(Extracted data entries)
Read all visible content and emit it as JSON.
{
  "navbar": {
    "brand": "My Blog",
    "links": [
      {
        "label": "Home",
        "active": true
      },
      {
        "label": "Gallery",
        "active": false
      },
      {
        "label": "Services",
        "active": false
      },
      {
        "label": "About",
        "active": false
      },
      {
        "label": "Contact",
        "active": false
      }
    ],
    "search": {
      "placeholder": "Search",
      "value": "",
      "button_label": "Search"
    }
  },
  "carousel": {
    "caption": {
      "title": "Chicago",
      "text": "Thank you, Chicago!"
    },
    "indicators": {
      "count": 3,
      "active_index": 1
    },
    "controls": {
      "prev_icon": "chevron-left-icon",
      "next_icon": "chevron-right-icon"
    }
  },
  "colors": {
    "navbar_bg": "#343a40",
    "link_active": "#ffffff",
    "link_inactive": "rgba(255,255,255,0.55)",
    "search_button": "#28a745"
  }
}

...

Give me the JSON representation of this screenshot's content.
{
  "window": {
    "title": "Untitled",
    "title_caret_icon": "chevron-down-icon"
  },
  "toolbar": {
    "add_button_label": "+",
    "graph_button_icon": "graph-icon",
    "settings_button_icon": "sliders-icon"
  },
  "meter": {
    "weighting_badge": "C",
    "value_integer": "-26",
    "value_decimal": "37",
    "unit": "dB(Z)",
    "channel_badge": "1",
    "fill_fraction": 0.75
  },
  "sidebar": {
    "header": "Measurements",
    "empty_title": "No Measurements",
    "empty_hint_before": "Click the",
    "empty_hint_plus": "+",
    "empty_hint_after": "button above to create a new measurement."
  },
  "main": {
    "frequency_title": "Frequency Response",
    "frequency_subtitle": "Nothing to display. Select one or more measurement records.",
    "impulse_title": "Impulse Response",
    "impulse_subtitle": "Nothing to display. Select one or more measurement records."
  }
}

---

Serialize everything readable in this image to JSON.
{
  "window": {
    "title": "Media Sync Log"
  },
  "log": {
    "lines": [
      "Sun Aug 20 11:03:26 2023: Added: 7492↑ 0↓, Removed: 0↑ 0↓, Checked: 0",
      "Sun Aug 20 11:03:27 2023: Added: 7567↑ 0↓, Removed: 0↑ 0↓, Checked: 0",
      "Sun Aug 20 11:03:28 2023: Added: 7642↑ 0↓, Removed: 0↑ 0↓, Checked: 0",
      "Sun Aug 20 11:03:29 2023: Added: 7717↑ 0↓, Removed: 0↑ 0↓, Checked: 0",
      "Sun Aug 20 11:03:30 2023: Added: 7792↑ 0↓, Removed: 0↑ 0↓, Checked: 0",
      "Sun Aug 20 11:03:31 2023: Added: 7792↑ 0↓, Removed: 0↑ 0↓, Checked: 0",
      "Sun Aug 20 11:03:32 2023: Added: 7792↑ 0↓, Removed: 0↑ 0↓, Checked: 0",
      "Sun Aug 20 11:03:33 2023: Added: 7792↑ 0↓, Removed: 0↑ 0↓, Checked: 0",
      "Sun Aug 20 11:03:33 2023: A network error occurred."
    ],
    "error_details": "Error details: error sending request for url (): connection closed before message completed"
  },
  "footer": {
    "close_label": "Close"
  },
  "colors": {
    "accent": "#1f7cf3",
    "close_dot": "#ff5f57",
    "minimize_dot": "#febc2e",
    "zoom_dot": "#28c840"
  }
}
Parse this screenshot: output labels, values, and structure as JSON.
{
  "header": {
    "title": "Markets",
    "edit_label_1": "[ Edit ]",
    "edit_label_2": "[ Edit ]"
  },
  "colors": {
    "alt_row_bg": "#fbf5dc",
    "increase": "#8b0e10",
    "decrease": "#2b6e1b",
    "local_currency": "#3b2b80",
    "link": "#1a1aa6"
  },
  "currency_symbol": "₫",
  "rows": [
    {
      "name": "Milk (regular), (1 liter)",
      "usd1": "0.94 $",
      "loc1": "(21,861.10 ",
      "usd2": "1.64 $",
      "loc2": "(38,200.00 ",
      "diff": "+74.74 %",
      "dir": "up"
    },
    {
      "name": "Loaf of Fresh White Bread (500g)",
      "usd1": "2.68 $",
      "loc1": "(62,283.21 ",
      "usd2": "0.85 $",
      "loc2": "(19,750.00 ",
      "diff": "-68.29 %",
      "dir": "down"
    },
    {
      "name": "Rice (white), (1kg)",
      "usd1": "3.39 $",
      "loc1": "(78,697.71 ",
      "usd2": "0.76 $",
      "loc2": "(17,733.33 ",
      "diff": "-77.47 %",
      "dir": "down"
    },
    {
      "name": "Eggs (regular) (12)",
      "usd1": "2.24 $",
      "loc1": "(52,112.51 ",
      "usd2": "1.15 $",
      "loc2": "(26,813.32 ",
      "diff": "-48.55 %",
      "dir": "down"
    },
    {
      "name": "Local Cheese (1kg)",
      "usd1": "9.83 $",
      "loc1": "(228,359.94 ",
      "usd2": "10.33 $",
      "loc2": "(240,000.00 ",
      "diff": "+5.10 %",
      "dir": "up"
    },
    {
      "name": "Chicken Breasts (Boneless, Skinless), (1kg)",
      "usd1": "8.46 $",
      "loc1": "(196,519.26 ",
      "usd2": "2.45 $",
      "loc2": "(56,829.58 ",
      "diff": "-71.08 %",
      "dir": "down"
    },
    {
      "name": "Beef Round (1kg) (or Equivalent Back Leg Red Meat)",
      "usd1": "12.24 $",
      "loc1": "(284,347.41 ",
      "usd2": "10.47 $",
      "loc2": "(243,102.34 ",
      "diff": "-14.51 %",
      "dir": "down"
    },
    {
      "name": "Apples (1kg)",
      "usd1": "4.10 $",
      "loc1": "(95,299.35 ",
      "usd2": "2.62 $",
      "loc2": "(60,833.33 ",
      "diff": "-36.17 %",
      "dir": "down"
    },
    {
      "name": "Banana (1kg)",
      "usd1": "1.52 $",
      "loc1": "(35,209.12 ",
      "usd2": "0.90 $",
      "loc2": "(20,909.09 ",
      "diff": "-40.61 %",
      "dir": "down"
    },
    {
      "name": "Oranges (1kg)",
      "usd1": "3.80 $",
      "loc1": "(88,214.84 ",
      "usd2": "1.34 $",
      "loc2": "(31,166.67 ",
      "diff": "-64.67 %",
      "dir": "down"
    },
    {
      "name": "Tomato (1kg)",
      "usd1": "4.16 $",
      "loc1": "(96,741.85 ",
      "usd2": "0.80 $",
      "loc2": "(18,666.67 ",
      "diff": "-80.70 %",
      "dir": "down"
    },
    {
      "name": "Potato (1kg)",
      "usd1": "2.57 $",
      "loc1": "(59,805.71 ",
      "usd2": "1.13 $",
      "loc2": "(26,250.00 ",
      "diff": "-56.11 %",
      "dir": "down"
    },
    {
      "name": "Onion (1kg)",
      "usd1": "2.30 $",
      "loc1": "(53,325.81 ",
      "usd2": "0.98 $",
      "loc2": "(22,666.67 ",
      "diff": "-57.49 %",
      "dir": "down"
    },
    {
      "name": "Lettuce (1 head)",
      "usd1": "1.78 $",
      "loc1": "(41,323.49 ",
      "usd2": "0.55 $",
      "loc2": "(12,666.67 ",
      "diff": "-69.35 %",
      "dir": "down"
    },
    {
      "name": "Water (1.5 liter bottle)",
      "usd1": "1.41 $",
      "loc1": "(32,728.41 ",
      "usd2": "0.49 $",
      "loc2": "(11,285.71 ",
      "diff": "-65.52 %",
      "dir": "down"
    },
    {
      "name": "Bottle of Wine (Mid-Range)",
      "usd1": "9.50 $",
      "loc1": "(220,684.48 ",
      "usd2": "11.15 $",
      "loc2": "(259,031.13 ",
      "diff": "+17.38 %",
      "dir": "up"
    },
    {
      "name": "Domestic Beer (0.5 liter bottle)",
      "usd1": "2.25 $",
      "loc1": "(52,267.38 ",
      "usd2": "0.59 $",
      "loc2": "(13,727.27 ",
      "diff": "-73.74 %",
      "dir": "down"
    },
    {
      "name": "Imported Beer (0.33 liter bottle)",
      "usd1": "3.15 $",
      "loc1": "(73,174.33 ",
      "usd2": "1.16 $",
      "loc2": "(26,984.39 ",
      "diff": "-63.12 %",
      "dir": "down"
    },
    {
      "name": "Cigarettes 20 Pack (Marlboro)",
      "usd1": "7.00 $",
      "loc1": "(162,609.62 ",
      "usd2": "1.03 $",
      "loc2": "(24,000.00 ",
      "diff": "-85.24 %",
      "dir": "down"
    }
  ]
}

**TASK DIRECTIONS**
List all lines holding the string "liter".

**FINISHED EXERCISE**
      "name": "Milk (regular), (1 liter)",
      "name": "Water (1.5 liter bottle)",
      "name": "Domestic Beer (0.5 liter bottle)",
      "name": "Imported Beer (0.33 liter bottle)",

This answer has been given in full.